**SET EXERCISE**
Exactly reproduce all the records, keeping pictures out of the copy.

## Start RECORDED DATA

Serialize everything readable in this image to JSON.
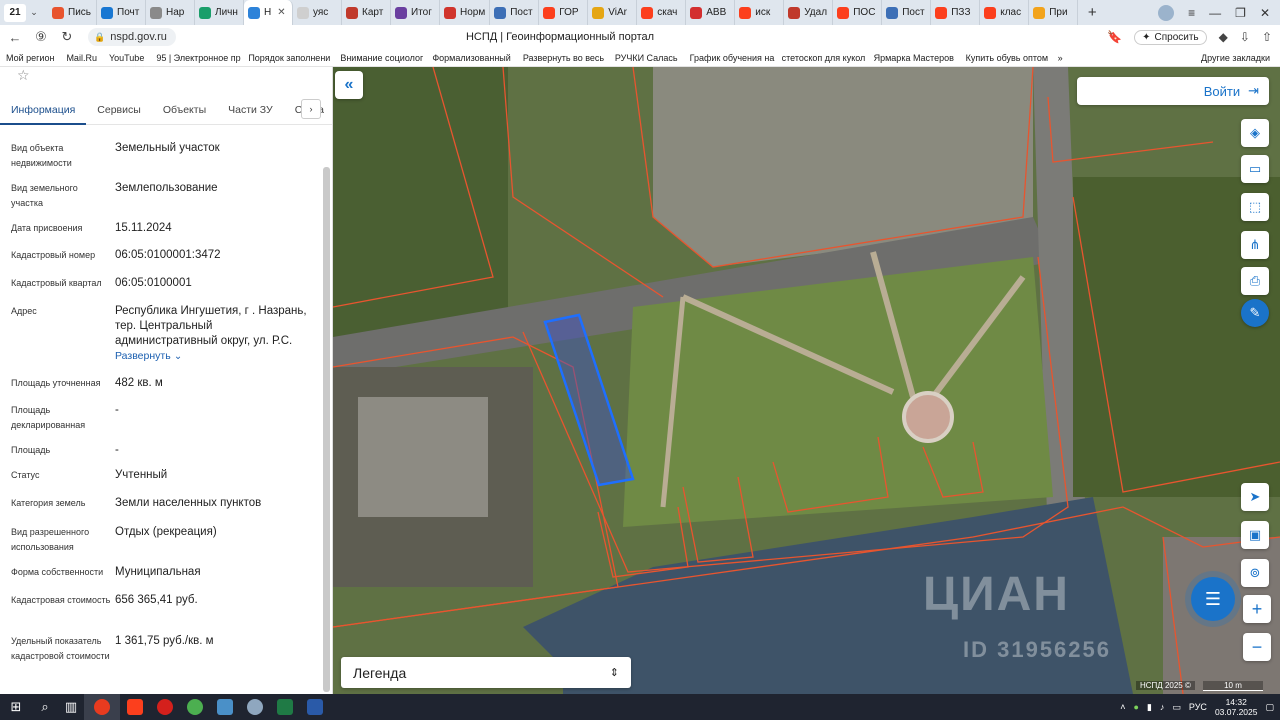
{
  "browser": {
    "tab_count": "21",
    "tabs": [
      {
        "label": "Пись",
        "color": "#e8542e"
      },
      {
        "label": "Почт",
        "color": "#1877d2"
      },
      {
        "label": "Нар",
        "color": "#8a8a8a"
      },
      {
        "label": "Личн",
        "color": "#1a9e6a"
      },
      {
        "label": "Н",
        "color": "#2e83d9",
        "active": true
      },
      {
        "label": "уяс",
        "color": "#cfcfcf"
      },
      {
        "label": "Карт",
        "color": "#c0392b"
      },
      {
        "label": "Итог",
        "color": "#6a3fa0"
      },
      {
        "label": "Норм",
        "color": "#d0342c"
      },
      {
        "label": "Пост",
        "color": "#3d6fb6"
      },
      {
        "label": "ГОР",
        "color": "#fc3f1d"
      },
      {
        "label": "ViAr",
        "color": "#e5a613"
      },
      {
        "label": "скач",
        "color": "#fc3f1d"
      },
      {
        "label": "АВВ",
        "color": "#d32f2f"
      },
      {
        "label": "иск",
        "color": "#fc3f1d"
      },
      {
        "label": "Удал",
        "color": "#c0392b"
      },
      {
        "label": "ПОС",
        "color": "#fc3f1d"
      },
      {
        "label": "Пост",
        "color": "#3d6fb6"
      },
      {
        "label": "ПЗЗ",
        "color": "#fc3f1d"
      },
      {
        "label": "клас",
        "color": "#fc3f1d"
      },
      {
        "label": "При",
        "color": "#f2a31b"
      }
    ],
    "url": "nspd.gov.ru",
    "page_title": "НСПД | Геоинформационный портал",
    "ask_label": "Спросить",
    "bookmarks": [
      "Мой регион",
      "Mail.Ru",
      "YouTube",
      "95 | Электронное пр",
      "Порядок заполнени",
      "Внимание социолог",
      "Формализованный",
      "Развернуть во весь",
      "РУЧКИ Салась",
      "График обучения на",
      "стетоскоп для кукол",
      "Ярмарка Мастеров",
      "Купить обувь оптом"
    ],
    "bookmarks_more": "»",
    "other_bookmarks": "Другие закладки"
  },
  "panel": {
    "tabs": [
      "Информация",
      "Сервисы",
      "Объекты",
      "Части ЗУ",
      "Соста"
    ],
    "properties": [
      {
        "label": "Вид объекта недвижимости",
        "value": "Земельный участок"
      },
      {
        "label": "Вид земельного участка",
        "value": "Землепользование"
      },
      {
        "label": "Дата присвоения",
        "value": "15.11.2024"
      },
      {
        "label": "Кадастровый номер",
        "value": "06:05:0100001:3472"
      },
      {
        "label": "Кадастровый квартал",
        "value": "06:05:0100001"
      },
      {
        "label": "Адрес",
        "value": "Республика Ингушетия, г . Назрань, тер. Центральный административный округ, ул. Р.С."
      },
      {
        "label": "Площадь уточненная",
        "value": "482 кв. м"
      },
      {
        "label": "Площадь декларированная",
        "value": "-"
      },
      {
        "label": "Площадь",
        "value": "-"
      },
      {
        "label": "Статус",
        "value": "Учтенный"
      },
      {
        "label": "Категория земель",
        "value": "Земли населенных пунктов"
      },
      {
        "label": "Вид разрешенного использования",
        "value": "Отдых (рекреация)"
      },
      {
        "label": "Форма собственности",
        "value": "Муниципальная"
      },
      {
        "label": "Кадастровая стоимость",
        "value": "656 365,41 руб."
      },
      {
        "label": "Удельный показатель кадастровой стоимости",
        "value": "1 361,75 руб./кв. м"
      }
    ],
    "expand_label": "Развернуть"
  },
  "map": {
    "login_label": "Войти",
    "legend_label": "Легенда",
    "copyright": "НСПД 2025 ©",
    "scale_label": "10 m",
    "watermark": "ЦИАН",
    "watermark_id": "ID 31956256",
    "parcel_color": "#1e6fff",
    "boundary_color": "#e8552f"
  },
  "taskbar": {
    "lang": "РУС",
    "time": "14:32",
    "date": "03.07.2025"
  }
}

## End RECORDED DATA

**CORRECT RESULT**
Serialize everything readable in this image to JSON.
{
  "browser": {
    "tab_count": "21",
    "tabs": [
      {
        "label": "Пись",
        "color": "#e8542e"
      },
      {
        "label": "Почт",
        "color": "#1877d2"
      },
      {
        "label": "Нар",
        "color": "#8a8a8a"
      },
      {
        "label": "Личн",
        "color": "#1a9e6a"
      },
      {
        "label": "Н",
        "color": "#2e83d9",
        "active": true
      },
      {
        "label": "уяс",
        "color": "#cfcfcf"
      },
      {
        "label": "Карт",
        "color": "#c0392b"
      },
      {
        "label": "Итог",
        "color": "#6a3fa0"
      },
      {
        "label": "Норм",
        "color": "#d0342c"
      },
      {
        "label": "Пост",
        "color": "#3d6fb6"
      },
      {
        "label": "ГОР",
        "color": "#fc3f1d"
      },
      {
        "label": "ViAr",
        "color": "#e5a613"
      },
      {
        "label": "скач",
        "color": "#fc3f1d"
      },
      {
        "label": "АВВ",
        "color": "#d32f2f"
      },
      {
        "label": "иск",
        "color": "#fc3f1d"
      },
      {
        "label": "Удал",
        "color": "#c0392b"
      },
      {
        "label": "ПОС",
        "color": "#fc3f1d"
      },
      {
        "label": "Пост",
        "color": "#3d6fb6"
      },
      {
        "label": "ПЗЗ",
        "color": "#fc3f1d"
      },
      {
        "label": "клас",
        "color": "#fc3f1d"
      },
      {
        "label": "При",
        "color": "#f2a31b"
      }
    ],
    "url": "nspd.gov.ru",
    "page_title": "НСПД | Геоинформационный портал",
    "ask_label": "Спросить",
    "bookmarks": [
      "Мой регион",
      "Mail.Ru",
      "YouTube",
      "95 | Электронное пр",
      "Порядок заполнени",
      "Внимание социолог",
      "Формализованный",
      "Развернуть во весь",
      "РУЧКИ Салась",
      "График обучения на",
      "стетоскоп для кукол",
      "Ярмарка Мастеров",
      "Купить обувь оптом"
    ],
    "bookmarks_more": "»",
    "other_bookmarks": "Другие закладки"
  },
  "panel": {
    "tabs": [
      "Информация",
      "Сервисы",
      "Объекты",
      "Части ЗУ",
      "Соста"
    ],
    "properties": [
      {
        "label": "Вид объекта недвижимости",
        "value": "Земельный участок"
      },
      {
        "label": "Вид земельного участка",
        "value": "Землепользование"
      },
      {
        "label": "Дата присвоения",
        "value": "15.11.2024"
      },
      {
        "label": "Кадастровый номер",
        "value": "06:05:0100001:3472"
      },
      {
        "label": "Кадастровый квартал",
        "value": "06:05:0100001"
      },
      {
        "label": "Адрес",
        "value": "Республика Ингушетия, г . Назрань, тер. Центральный административный округ, ул. Р.С."
      },
      {
        "label": "Площадь уточненная",
        "value": "482 кв. м"
      },
      {
        "label": "Площадь декларированная",
        "value": "-"
      },
      {
        "label": "Площадь",
        "value": "-"
      },
      {
        "label": "Статус",
        "value": "Учтенный"
      },
      {
        "label": "Категория земель",
        "value": "Земли населенных пунктов"
      },
      {
        "label": "Вид разрешенного использования",
        "value": "Отдых (рекреация)"
      },
      {
        "label": "Форма собственности",
        "value": "Муниципальная"
      },
      {
        "label": "Кадастровая стоимость",
        "value": "656 365,41 руб."
      },
      {
        "label": "Удельный показатель кадастровой стоимости",
        "value": "1 361,75 руб./кв. м"
      }
    ],
    "expand_label": "Развернуть"
  },
  "map": {
    "login_label": "Войти",
    "legend_label": "Легенда",
    "copyright": "НСПД 2025 ©",
    "scale_label": "10 m",
    "watermark": "ЦИАН",
    "watermark_id": "ID 31956256",
    "parcel_color": "#1e6fff",
    "boundary_color": "#e8552f"
  },
  "taskbar": {
    "lang": "РУС",
    "time": "14:32",
    "date": "03.07.2025"
  }
}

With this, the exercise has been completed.